* _YOUR GOAL_:
Output all entries verbatim. Skip pictures.

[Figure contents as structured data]
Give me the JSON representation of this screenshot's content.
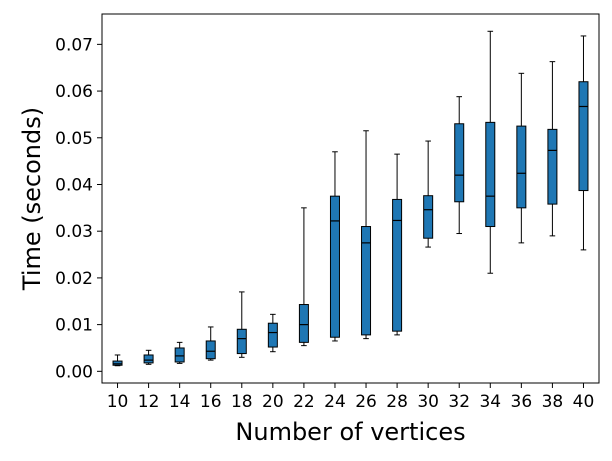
{
  "chart_data": {
    "type": "box",
    "xlabel": "Number of vertices",
    "ylabel": "Time (seconds)",
    "ylim": [
      -0.0025,
      0.0765
    ],
    "y_ticks": [
      0.0,
      0.01,
      0.02,
      0.03,
      0.04,
      0.05,
      0.06,
      0.07
    ],
    "y_tick_labels": [
      "0.00",
      "0.01",
      "0.02",
      "0.03",
      "0.04",
      "0.05",
      "0.06",
      "0.07"
    ],
    "categories": [
      "10",
      "12",
      "14",
      "16",
      "18",
      "20",
      "22",
      "24",
      "26",
      "28",
      "30",
      "32",
      "34",
      "36",
      "38",
      "40"
    ],
    "box_color": "#1f77b4",
    "line_color": "#000000",
    "grid": false,
    "boxes": [
      {
        "whislo": 0.0012,
        "q1": 0.0013,
        "med": 0.0016,
        "q3": 0.0022,
        "whishi": 0.0035
      },
      {
        "whislo": 0.0015,
        "q1": 0.0018,
        "med": 0.0024,
        "q3": 0.0035,
        "whishi": 0.0045
      },
      {
        "whislo": 0.0017,
        "q1": 0.002,
        "med": 0.0033,
        "q3": 0.005,
        "whishi": 0.0062
      },
      {
        "whislo": 0.0024,
        "q1": 0.0027,
        "med": 0.0043,
        "q3": 0.0065,
        "whishi": 0.0095
      },
      {
        "whislo": 0.003,
        "q1": 0.0038,
        "med": 0.007,
        "q3": 0.009,
        "whishi": 0.017
      },
      {
        "whislo": 0.0042,
        "q1": 0.0052,
        "med": 0.0083,
        "q3": 0.0103,
        "whishi": 0.0122
      },
      {
        "whislo": 0.0055,
        "q1": 0.0062,
        "med": 0.01,
        "q3": 0.0143,
        "whishi": 0.035
      },
      {
        "whislo": 0.0065,
        "q1": 0.0073,
        "med": 0.0322,
        "q3": 0.0375,
        "whishi": 0.047
      },
      {
        "whislo": 0.007,
        "q1": 0.0078,
        "med": 0.0275,
        "q3": 0.031,
        "whishi": 0.0515
      },
      {
        "whislo": 0.0078,
        "q1": 0.0086,
        "med": 0.0323,
        "q3": 0.0368,
        "whishi": 0.0465
      },
      {
        "whislo": 0.0266,
        "q1": 0.0285,
        "med": 0.0346,
        "q3": 0.0376,
        "whishi": 0.0493
      },
      {
        "whislo": 0.0295,
        "q1": 0.0363,
        "med": 0.042,
        "q3": 0.053,
        "whishi": 0.0588
      },
      {
        "whislo": 0.021,
        "q1": 0.031,
        "med": 0.0375,
        "q3": 0.0533,
        "whishi": 0.0728
      },
      {
        "whislo": 0.0275,
        "q1": 0.035,
        "med": 0.0424,
        "q3": 0.0525,
        "whishi": 0.0638
      },
      {
        "whislo": 0.029,
        "q1": 0.0358,
        "med": 0.0473,
        "q3": 0.0518,
        "whishi": 0.0663
      },
      {
        "whislo": 0.026,
        "q1": 0.0387,
        "med": 0.0567,
        "q3": 0.062,
        "whishi": 0.0718
      }
    ]
  }
}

* _EXERCISE OUTPUT_:
Give me the JSON representation of this screenshot's content.
{
  "chart_data": {
    "type": "box",
    "xlabel": "Number of vertices",
    "ylabel": "Time (seconds)",
    "ylim": [
      -0.0025,
      0.0765
    ],
    "y_ticks": [
      0.0,
      0.01,
      0.02,
      0.03,
      0.04,
      0.05,
      0.06,
      0.07
    ],
    "y_tick_labels": [
      "0.00",
      "0.01",
      "0.02",
      "0.03",
      "0.04",
      "0.05",
      "0.06",
      "0.07"
    ],
    "categories": [
      "10",
      "12",
      "14",
      "16",
      "18",
      "20",
      "22",
      "24",
      "26",
      "28",
      "30",
      "32",
      "34",
      "36",
      "38",
      "40"
    ],
    "box_color": "#1f77b4",
    "line_color": "#000000",
    "grid": false,
    "boxes": [
      {
        "whislo": 0.0012,
        "q1": 0.0013,
        "med": 0.0016,
        "q3": 0.0022,
        "whishi": 0.0035
      },
      {
        "whislo": 0.0015,
        "q1": 0.0018,
        "med": 0.0024,
        "q3": 0.0035,
        "whishi": 0.0045
      },
      {
        "whislo": 0.0017,
        "q1": 0.002,
        "med": 0.0033,
        "q3": 0.005,
        "whishi": 0.0062
      },
      {
        "whislo": 0.0024,
        "q1": 0.0027,
        "med": 0.0043,
        "q3": 0.0065,
        "whishi": 0.0095
      },
      {
        "whislo": 0.003,
        "q1": 0.0038,
        "med": 0.007,
        "q3": 0.009,
        "whishi": 0.017
      },
      {
        "whislo": 0.0042,
        "q1": 0.0052,
        "med": 0.0083,
        "q3": 0.0103,
        "whishi": 0.0122
      },
      {
        "whislo": 0.0055,
        "q1": 0.0062,
        "med": 0.01,
        "q3": 0.0143,
        "whishi": 0.035
      },
      {
        "whislo": 0.0065,
        "q1": 0.0073,
        "med": 0.0322,
        "q3": 0.0375,
        "whishi": 0.047
      },
      {
        "whislo": 0.007,
        "q1": 0.0078,
        "med": 0.0275,
        "q3": 0.031,
        "whishi": 0.0515
      },
      {
        "whislo": 0.0078,
        "q1": 0.0086,
        "med": 0.0323,
        "q3": 0.0368,
        "whishi": 0.0465
      },
      {
        "whislo": 0.0266,
        "q1": 0.0285,
        "med": 0.0346,
        "q3": 0.0376,
        "whishi": 0.0493
      },
      {
        "whislo": 0.0295,
        "q1": 0.0363,
        "med": 0.042,
        "q3": 0.053,
        "whishi": 0.0588
      },
      {
        "whislo": 0.021,
        "q1": 0.031,
        "med": 0.0375,
        "q3": 0.0533,
        "whishi": 0.0728
      },
      {
        "whislo": 0.0275,
        "q1": 0.035,
        "med": 0.0424,
        "q3": 0.0525,
        "whishi": 0.0638
      },
      {
        "whislo": 0.029,
        "q1": 0.0358,
        "med": 0.0473,
        "q3": 0.0518,
        "whishi": 0.0663
      },
      {
        "whislo": 0.026,
        "q1": 0.0387,
        "med": 0.0567,
        "q3": 0.062,
        "whishi": 0.0718
      }
    ]
  }
}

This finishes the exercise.